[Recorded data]
* Begin *

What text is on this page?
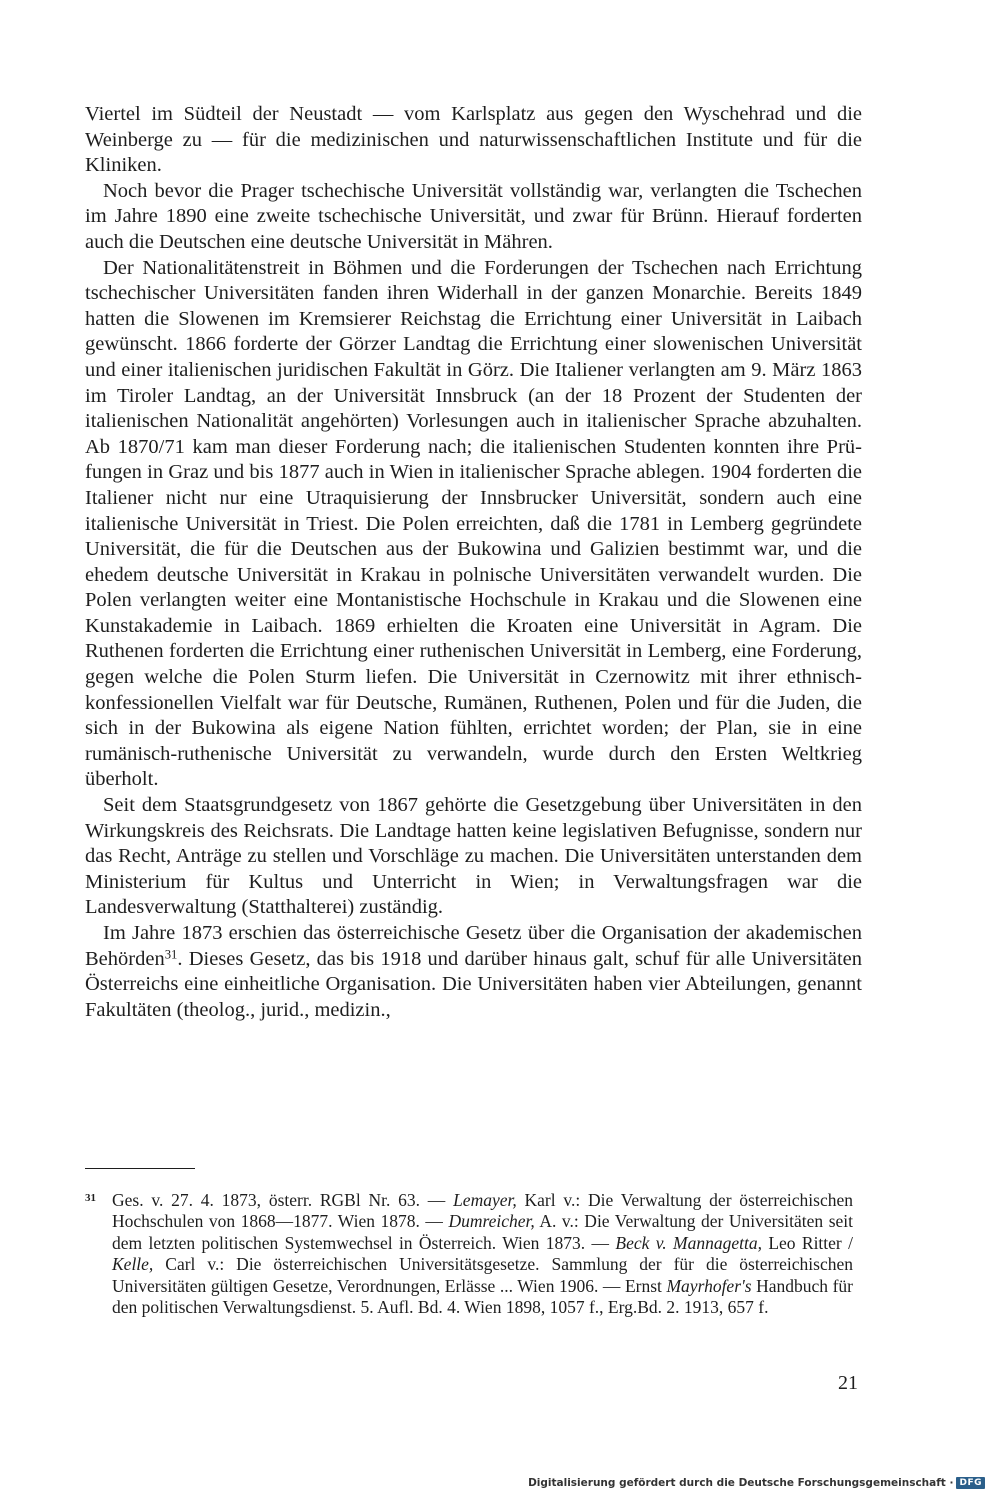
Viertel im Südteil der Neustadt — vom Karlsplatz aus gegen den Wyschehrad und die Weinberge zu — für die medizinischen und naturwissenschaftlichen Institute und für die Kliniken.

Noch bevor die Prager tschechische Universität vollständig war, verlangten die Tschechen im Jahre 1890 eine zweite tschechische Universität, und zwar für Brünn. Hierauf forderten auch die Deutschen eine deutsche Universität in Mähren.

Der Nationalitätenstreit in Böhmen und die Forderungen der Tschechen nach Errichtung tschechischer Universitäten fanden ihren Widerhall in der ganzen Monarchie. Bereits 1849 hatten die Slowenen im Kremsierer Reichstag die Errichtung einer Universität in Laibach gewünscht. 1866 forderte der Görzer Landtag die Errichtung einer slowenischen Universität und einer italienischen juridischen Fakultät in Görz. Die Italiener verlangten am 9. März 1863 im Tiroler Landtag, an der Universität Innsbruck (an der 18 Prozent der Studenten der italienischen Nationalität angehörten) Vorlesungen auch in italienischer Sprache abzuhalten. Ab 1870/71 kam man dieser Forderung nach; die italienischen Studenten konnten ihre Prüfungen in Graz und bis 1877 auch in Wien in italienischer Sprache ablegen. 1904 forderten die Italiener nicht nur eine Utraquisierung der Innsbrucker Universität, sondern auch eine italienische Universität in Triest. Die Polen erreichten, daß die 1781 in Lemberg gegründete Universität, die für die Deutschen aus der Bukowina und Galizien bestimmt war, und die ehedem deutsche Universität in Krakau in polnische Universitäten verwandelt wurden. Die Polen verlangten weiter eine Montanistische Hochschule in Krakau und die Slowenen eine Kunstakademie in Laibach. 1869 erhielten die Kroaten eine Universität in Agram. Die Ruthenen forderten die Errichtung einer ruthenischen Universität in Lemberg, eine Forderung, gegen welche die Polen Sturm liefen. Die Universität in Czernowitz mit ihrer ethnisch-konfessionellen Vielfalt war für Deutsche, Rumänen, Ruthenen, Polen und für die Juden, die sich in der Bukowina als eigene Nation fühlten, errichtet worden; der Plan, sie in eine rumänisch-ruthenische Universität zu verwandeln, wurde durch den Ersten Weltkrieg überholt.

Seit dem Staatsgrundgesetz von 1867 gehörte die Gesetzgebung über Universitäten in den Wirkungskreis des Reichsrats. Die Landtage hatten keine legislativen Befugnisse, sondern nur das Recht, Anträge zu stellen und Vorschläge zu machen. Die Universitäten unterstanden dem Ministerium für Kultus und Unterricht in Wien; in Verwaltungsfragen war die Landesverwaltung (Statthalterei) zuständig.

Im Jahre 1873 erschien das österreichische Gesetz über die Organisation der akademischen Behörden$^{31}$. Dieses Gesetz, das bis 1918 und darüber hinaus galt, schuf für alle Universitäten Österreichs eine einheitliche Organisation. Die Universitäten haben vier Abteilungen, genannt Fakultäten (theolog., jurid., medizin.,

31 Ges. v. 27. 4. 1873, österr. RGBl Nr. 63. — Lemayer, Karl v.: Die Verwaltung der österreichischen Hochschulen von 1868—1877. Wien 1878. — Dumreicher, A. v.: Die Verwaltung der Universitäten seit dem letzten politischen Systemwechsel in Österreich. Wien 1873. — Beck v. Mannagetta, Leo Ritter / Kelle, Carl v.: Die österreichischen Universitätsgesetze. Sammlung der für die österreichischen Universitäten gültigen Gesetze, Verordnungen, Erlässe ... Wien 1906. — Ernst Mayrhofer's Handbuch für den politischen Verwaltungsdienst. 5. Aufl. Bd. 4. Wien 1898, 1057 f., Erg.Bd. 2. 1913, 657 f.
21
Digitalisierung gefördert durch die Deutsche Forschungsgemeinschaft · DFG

* End *
* Begin *

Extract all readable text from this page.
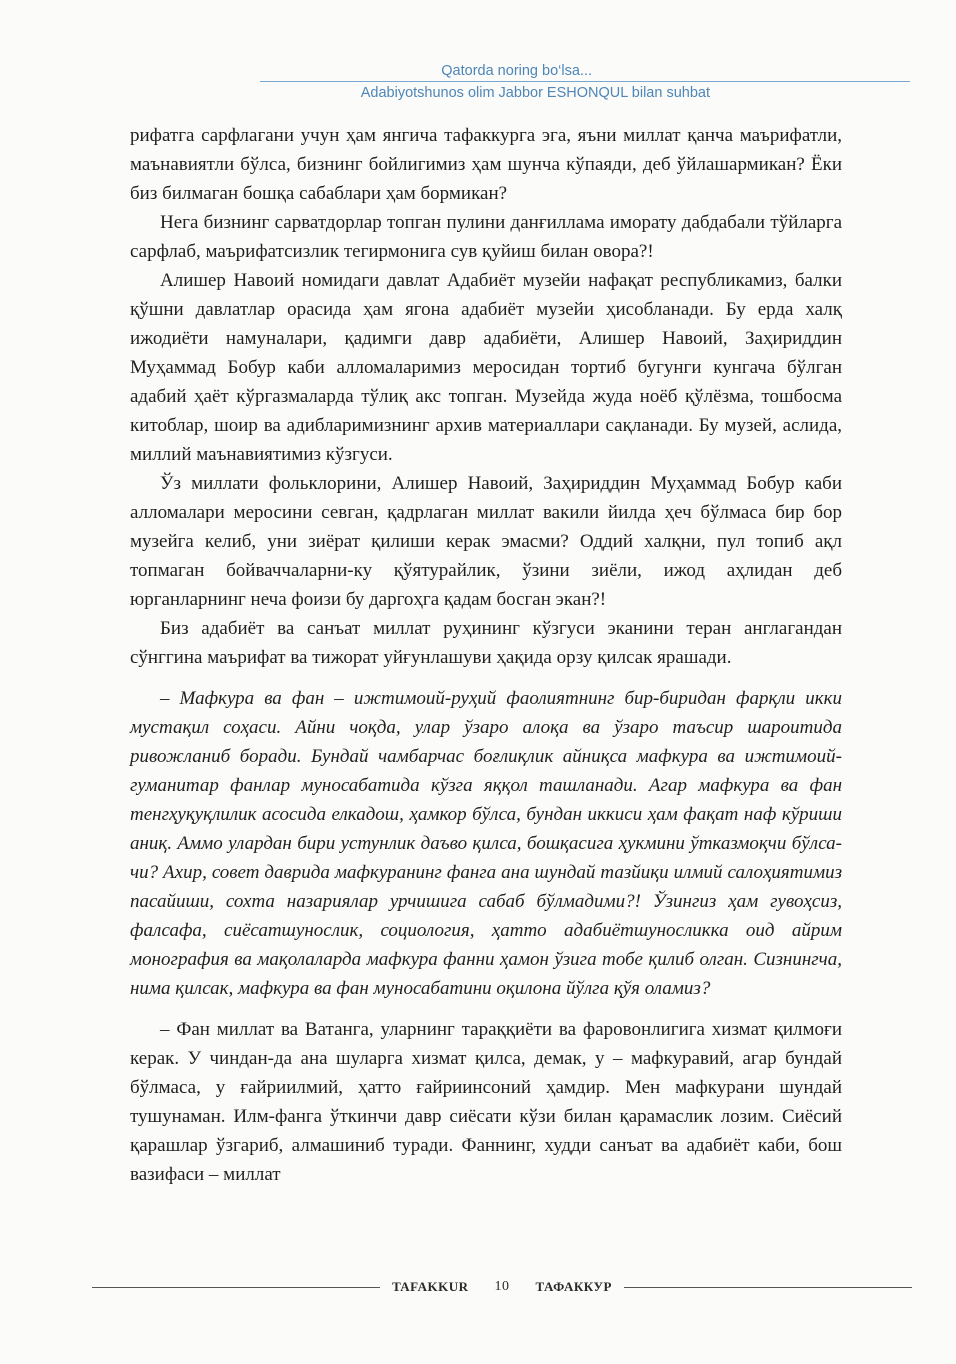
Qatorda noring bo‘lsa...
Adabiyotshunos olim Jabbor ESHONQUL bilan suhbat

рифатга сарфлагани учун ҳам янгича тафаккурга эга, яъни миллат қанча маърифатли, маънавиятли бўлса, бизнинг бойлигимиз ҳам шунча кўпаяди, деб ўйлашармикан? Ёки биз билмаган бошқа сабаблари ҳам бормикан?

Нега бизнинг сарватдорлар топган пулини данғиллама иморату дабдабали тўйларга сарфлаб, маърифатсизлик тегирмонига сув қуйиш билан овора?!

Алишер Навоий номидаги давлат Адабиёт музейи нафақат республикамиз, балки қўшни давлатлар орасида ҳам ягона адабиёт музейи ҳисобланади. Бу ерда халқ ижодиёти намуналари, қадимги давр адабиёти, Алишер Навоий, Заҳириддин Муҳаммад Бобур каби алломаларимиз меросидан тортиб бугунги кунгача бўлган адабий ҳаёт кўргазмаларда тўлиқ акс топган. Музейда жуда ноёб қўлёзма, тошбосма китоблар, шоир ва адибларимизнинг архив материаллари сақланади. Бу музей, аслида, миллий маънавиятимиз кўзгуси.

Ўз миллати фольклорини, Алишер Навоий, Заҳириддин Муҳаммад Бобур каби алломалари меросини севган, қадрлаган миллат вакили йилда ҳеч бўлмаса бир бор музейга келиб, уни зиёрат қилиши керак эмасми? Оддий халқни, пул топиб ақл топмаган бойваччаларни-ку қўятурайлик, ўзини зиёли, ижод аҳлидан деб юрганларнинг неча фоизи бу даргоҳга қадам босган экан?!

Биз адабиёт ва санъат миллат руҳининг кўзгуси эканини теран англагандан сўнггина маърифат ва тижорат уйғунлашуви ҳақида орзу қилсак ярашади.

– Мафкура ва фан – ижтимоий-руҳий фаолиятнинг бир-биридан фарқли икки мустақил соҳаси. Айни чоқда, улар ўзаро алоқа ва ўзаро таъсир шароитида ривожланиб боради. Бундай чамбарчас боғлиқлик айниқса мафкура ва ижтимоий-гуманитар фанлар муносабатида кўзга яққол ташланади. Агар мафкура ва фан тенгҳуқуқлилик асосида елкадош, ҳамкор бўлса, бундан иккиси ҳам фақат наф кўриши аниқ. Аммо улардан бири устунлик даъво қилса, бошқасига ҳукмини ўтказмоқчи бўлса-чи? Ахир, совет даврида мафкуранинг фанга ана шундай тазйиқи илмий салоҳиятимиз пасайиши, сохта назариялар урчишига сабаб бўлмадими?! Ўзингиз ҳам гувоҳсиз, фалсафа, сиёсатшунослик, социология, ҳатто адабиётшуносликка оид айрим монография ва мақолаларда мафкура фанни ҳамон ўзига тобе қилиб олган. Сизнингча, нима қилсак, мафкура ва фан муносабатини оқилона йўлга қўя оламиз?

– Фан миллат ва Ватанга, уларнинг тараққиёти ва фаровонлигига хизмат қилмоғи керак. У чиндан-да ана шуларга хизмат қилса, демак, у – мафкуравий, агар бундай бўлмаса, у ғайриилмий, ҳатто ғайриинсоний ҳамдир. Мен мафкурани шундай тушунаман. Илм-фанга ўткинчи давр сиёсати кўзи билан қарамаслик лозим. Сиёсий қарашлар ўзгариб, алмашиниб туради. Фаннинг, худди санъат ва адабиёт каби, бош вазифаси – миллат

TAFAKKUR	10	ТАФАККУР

* End *

▸ **INSTRUCTIONS TO FOLLOW**
Identify every line above with the string "page" in it. Copy those lines.

▸ **PROBLEM SOLUTION**
What text is on this page?
Extract all readable text from this page.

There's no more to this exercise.